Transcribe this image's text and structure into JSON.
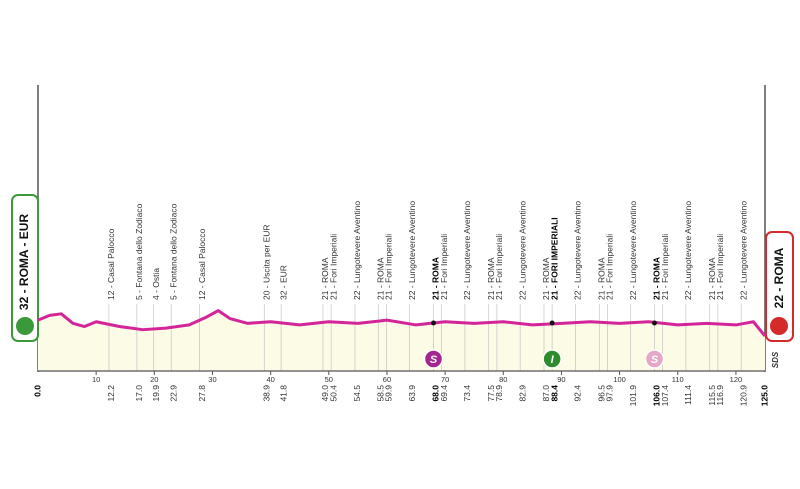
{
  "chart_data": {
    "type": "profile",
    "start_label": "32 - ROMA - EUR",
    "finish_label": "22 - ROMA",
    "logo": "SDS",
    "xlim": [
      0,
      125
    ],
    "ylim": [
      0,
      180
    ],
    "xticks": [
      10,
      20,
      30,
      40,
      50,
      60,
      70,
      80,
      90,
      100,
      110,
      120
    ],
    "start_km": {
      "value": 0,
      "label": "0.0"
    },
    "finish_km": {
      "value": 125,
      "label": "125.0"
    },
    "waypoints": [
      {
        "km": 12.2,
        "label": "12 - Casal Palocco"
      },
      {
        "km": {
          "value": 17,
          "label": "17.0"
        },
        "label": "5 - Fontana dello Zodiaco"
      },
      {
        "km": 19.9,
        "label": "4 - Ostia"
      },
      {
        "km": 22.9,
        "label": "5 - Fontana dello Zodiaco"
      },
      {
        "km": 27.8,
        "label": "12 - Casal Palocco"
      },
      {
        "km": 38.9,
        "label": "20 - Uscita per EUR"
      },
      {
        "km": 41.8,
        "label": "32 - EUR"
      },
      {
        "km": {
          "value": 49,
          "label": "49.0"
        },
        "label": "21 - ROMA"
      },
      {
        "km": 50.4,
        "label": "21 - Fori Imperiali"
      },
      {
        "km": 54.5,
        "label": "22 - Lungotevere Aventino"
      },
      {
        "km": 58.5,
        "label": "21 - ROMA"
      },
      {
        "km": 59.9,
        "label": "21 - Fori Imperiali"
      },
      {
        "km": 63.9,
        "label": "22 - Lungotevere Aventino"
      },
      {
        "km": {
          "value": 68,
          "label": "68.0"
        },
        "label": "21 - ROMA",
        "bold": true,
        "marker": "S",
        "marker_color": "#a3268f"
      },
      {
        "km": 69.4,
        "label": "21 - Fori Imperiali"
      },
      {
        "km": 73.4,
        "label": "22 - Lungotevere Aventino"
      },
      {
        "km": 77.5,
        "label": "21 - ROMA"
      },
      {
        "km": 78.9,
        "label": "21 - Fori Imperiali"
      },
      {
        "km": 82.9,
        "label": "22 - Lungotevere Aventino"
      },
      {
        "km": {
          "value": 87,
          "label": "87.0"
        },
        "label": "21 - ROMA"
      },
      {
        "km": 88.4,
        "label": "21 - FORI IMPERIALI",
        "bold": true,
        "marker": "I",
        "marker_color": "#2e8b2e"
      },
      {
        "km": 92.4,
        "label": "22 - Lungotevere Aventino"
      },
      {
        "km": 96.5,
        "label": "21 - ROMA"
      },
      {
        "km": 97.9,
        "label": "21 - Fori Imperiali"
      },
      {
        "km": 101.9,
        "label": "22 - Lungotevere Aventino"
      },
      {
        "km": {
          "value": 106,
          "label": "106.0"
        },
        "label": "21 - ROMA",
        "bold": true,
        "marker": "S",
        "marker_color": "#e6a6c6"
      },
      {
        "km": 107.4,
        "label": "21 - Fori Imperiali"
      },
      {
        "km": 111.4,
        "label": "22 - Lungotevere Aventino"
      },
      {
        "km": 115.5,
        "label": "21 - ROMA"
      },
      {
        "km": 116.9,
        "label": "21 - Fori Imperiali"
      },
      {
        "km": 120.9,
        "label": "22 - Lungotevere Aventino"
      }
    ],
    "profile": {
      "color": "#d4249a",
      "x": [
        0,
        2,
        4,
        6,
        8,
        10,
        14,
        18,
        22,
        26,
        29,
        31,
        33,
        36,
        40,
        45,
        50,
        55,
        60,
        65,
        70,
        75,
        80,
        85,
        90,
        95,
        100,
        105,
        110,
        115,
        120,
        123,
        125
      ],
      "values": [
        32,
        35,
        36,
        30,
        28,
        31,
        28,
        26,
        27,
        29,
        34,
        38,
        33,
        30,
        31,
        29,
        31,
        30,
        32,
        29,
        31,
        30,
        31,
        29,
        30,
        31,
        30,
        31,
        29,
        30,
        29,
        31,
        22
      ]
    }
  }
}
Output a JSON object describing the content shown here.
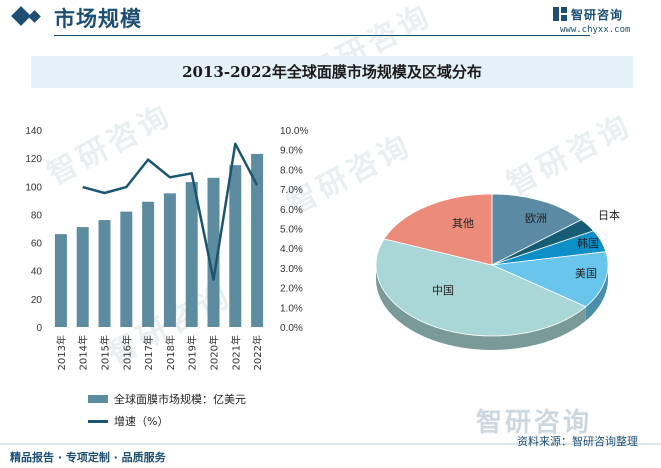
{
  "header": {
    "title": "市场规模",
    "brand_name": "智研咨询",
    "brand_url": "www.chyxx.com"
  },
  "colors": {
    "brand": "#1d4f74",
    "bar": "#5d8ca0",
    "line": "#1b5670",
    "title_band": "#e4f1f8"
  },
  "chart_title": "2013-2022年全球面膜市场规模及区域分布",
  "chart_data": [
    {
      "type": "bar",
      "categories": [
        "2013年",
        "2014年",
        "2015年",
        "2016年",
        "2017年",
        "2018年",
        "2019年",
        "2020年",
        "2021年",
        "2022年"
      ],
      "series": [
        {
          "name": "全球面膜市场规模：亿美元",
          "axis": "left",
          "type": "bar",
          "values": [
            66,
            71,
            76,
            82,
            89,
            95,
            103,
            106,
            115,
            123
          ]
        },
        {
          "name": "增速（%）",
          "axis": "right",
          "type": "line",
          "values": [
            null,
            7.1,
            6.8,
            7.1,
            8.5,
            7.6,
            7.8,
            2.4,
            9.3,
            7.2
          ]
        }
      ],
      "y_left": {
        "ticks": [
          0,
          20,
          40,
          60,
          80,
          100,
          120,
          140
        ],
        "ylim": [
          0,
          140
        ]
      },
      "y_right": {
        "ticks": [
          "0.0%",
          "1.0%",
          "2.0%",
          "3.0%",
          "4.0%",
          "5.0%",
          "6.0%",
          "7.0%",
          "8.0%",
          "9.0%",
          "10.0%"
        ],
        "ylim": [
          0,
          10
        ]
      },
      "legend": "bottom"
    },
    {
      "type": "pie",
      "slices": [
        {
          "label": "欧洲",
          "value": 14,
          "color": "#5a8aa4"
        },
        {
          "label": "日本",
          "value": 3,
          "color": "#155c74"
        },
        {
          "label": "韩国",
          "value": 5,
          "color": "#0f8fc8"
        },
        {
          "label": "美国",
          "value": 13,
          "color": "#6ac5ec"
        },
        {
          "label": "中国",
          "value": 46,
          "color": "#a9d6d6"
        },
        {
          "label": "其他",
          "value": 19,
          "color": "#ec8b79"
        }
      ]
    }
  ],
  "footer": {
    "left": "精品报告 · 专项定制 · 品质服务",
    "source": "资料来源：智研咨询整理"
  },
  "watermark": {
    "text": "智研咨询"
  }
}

**EXERCISE**:
Give the material again exactly as it is, but keep the pictures out.

**THE REPLY**:
Transcribe this image's text and structure into JSON.
{
  "chart_data": {
    "type": "profile",
    "start_label": "32 - ROMA - EUR",
    "finish_label": "22 - ROMA",
    "logo": "SDS",
    "xlim": [
      0,
      125
    ],
    "ylim": [
      0,
      180
    ],
    "xticks": [
      10,
      20,
      30,
      40,
      50,
      60,
      70,
      80,
      90,
      100,
      110,
      120
    ],
    "start_km": {
      "value": 0,
      "label": "0.0"
    },
    "finish_km": {
      "value": 125,
      "label": "125.0"
    },
    "waypoints": [
      {
        "km": 12.2,
        "label": "12 - Casal Palocco"
      },
      {
        "km": {
          "value": 17,
          "label": "17.0"
        },
        "label": "5 - Fontana dello Zodiaco"
      },
      {
        "km": 19.9,
        "label": "4 - Ostia"
      },
      {
        "km": 22.9,
        "label": "5 - Fontana dello Zodiaco"
      },
      {
        "km": 27.8,
        "label": "12 - Casal Palocco"
      },
      {
        "km": 38.9,
        "label": "20 - Uscita per EUR"
      },
      {
        "km": 41.8,
        "label": "32 - EUR"
      },
      {
        "km": {
          "value": 49,
          "label": "49.0"
        },
        "label": "21 - ROMA"
      },
      {
        "km": 50.4,
        "label": "21 - Fori Imperiali"
      },
      {
        "km": 54.5,
        "label": "22 - Lungotevere Aventino"
      },
      {
        "km": 58.5,
        "label": "21 - ROMA"
      },
      {
        "km": 59.9,
        "label": "21 - Fori Imperiali"
      },
      {
        "km": 63.9,
        "label": "22 - Lungotevere Aventino"
      },
      {
        "km": {
          "value": 68,
          "label": "68.0"
        },
        "label": "21 - ROMA",
        "bold": true,
        "marker": "S",
        "marker_color": "#a3268f"
      },
      {
        "km": 69.4,
        "label": "21 - Fori Imperiali"
      },
      {
        "km": 73.4,
        "label": "22 - Lungotevere Aventino"
      },
      {
        "km": 77.5,
        "label": "21 - ROMA"
      },
      {
        "km": 78.9,
        "label": "21 - Fori Imperiali"
      },
      {
        "km": 82.9,
        "label": "22 - Lungotevere Aventino"
      },
      {
        "km": {
          "value": 87,
          "label": "87.0"
        },
        "label": "21 - ROMA"
      },
      {
        "km": 88.4,
        "label": "21 - FORI IMPERIALI",
        "bold": true,
        "marker": "I",
        "marker_color": "#2e8b2e"
      },
      {
        "km": 92.4,
        "label": "22 - Lungotevere Aventino"
      },
      {
        "km": 96.5,
        "label": "21 - ROMA"
      },
      {
        "km": 97.9,
        "label": "21 - Fori Imperiali"
      },
      {
        "km": 101.9,
        "label": "22 - Lungotevere Aventino"
      },
      {
        "km": {
          "value": 106,
          "label": "106.0"
        },
        "label": "21 - ROMA",
        "bold": true,
        "marker": "S",
        "marker_color": "#e6a6c6"
      },
      {
        "km": 107.4,
        "label": "21 - Fori Imperiali"
      },
      {
        "km": 111.4,
        "label": "22 - Lungotevere Aventino"
      },
      {
        "km": 115.5,
        "label": "21 - ROMA"
      },
      {
        "km": 116.9,
        "label": "21 - Fori Imperiali"
      },
      {
        "km": 120.9,
        "label": "22 - Lungotevere Aventino"
      }
    ],
    "profile": {
      "color": "#d4249a",
      "x": [
        0,
        2,
        4,
        6,
        8,
        10,
        14,
        18,
        22,
        26,
        29,
        31,
        33,
        36,
        40,
        45,
        50,
        55,
        60,
        65,
        70,
        75,
        80,
        85,
        90,
        95,
        100,
        105,
        110,
        115,
        120,
        123,
        125
      ],
      "values": [
        32,
        35,
        36,
        30,
        28,
        31,
        28,
        26,
        27,
        29,
        34,
        38,
        33,
        30,
        31,
        29,
        31,
        30,
        32,
        29,
        31,
        30,
        31,
        29,
        30,
        31,
        30,
        31,
        29,
        30,
        29,
        31,
        22
      ]
    }
  }
}
Output a JSON object describing the content shown here.
{
  "header": {
    "title": "市场规模",
    "brand_name": "智研咨询",
    "brand_url": "www.chyxx.com"
  },
  "colors": {
    "brand": "#1d4f74",
    "bar": "#5d8ca0",
    "line": "#1b5670",
    "title_band": "#e4f1f8"
  },
  "chart_title": "2013-2022年全球面膜市场规模及区域分布",
  "chart_data": [
    {
      "type": "bar",
      "categories": [
        "2013年",
        "2014年",
        "2015年",
        "2016年",
        "2017年",
        "2018年",
        "2019年",
        "2020年",
        "2021年",
        "2022年"
      ],
      "series": [
        {
          "name": "全球面膜市场规模：亿美元",
          "axis": "left",
          "type": "bar",
          "values": [
            66,
            71,
            76,
            82,
            89,
            95,
            103,
            106,
            115,
            123
          ]
        },
        {
          "name": "增速（%）",
          "axis": "right",
          "type": "line",
          "values": [
            null,
            7.1,
            6.8,
            7.1,
            8.5,
            7.6,
            7.8,
            2.4,
            9.3,
            7.2
          ]
        }
      ],
      "y_left": {
        "ticks": [
          0,
          20,
          40,
          60,
          80,
          100,
          120,
          140
        ],
        "ylim": [
          0,
          140
        ]
      },
      "y_right": {
        "ticks": [
          "0.0%",
          "1.0%",
          "2.0%",
          "3.0%",
          "4.0%",
          "5.0%",
          "6.0%",
          "7.0%",
          "8.0%",
          "9.0%",
          "10.0%"
        ],
        "ylim": [
          0,
          10
        ]
      },
      "legend": "bottom"
    },
    {
      "type": "pie",
      "slices": [
        {
          "label": "欧洲",
          "value": 14,
          "color": "#5a8aa4"
        },
        {
          "label": "日本",
          "value": 3,
          "color": "#155c74"
        },
        {
          "label": "韩国",
          "value": 5,
          "color": "#0f8fc8"
        },
        {
          "label": "美国",
          "value": 13,
          "color": "#6ac5ec"
        },
        {
          "label": "中国",
          "value": 46,
          "color": "#a9d6d6"
        },
        {
          "label": "其他",
          "value": 19,
          "color": "#ec8b79"
        }
      ]
    }
  ],
  "footer": {
    "left": "精品报告 · 专项定制 · 品质服务",
    "source": "资料来源：智研咨询整理"
  },
  "watermark": {
    "text": "智研咨询"
  }
}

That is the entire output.